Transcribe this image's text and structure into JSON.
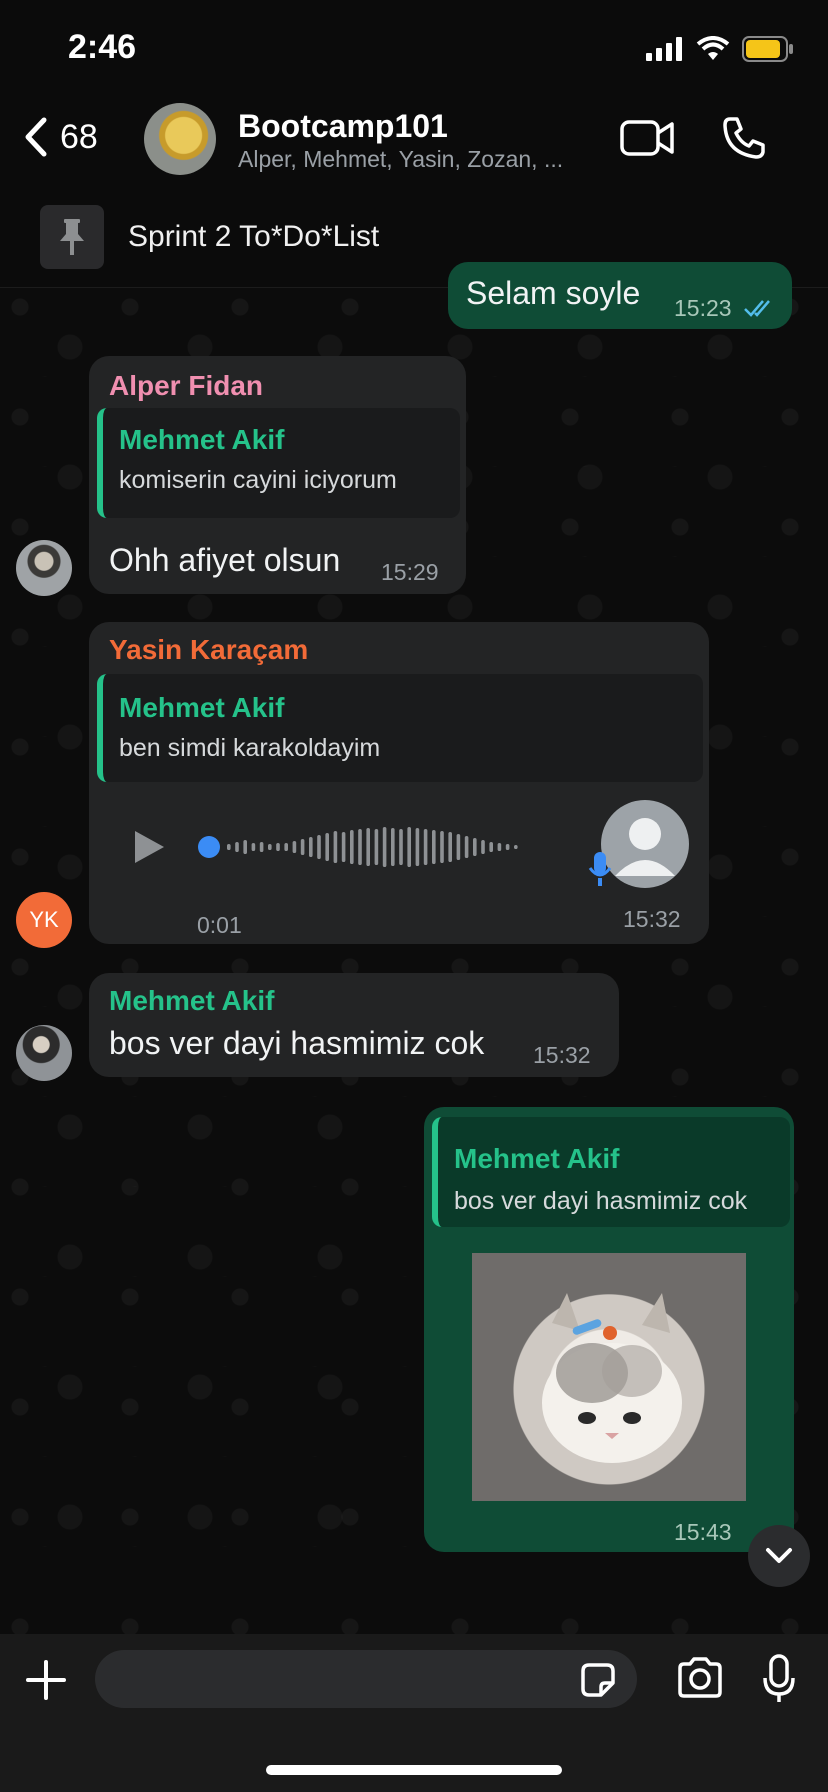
{
  "status_bar": {
    "time": "2:46",
    "battery_color": "#f5c518"
  },
  "header": {
    "back_count": "68",
    "title": "Bootcamp101",
    "subtitle": "Alper, Mehmet, Yasin, Zozan, ...",
    "icons": [
      "video-call-icon",
      "phone-icon"
    ]
  },
  "pinned": {
    "text": "Sprint 2 To*Do*List",
    "icon": "pin-icon"
  },
  "messages": [
    {
      "id": "m0",
      "direction": "out",
      "text": "Selam soyle",
      "time": "15:23",
      "read": true
    },
    {
      "id": "m1",
      "direction": "in",
      "sender": "Alper Fidan",
      "sender_color": "#f08fb0",
      "reply_to": {
        "name": "Mehmet Akif",
        "text": "komiserin cayini iciyorum"
      },
      "text": "Ohh afiyet olsun",
      "time": "15:29"
    },
    {
      "id": "m2",
      "direction": "in",
      "sender": "Yasin Karaçam",
      "sender_color": "#f26b38",
      "avatar_initials": "YK",
      "avatar_color": "#f26b38",
      "reply_to": {
        "name": "Mehmet Akif",
        "text": "ben simdi karakoldayim"
      },
      "voice": {
        "duration": "0:01"
      },
      "time": "15:32"
    },
    {
      "id": "m3",
      "direction": "in",
      "sender": "Mehmet Akif",
      "sender_color": "#25c28a",
      "text": "bos ver dayi hasmimiz cok",
      "time": "15:32"
    },
    {
      "id": "m4",
      "direction": "out",
      "reply_to": {
        "name": "Mehmet Akif",
        "text": "bos ver dayi hasmimiz cok"
      },
      "image": "kitten-photo",
      "time": "15:43",
      "read": true
    }
  ],
  "input": {
    "placeholder": ""
  },
  "accent": {
    "green": "#25c28a",
    "read_tick": "#53bdeb"
  }
}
● ● ●
**Instructions to follow**. Pull out each line of the listing that holds the string "image".

**Written reply**.
Transcribe this image's text and structure into JSON.
      "image": "kitten-photo",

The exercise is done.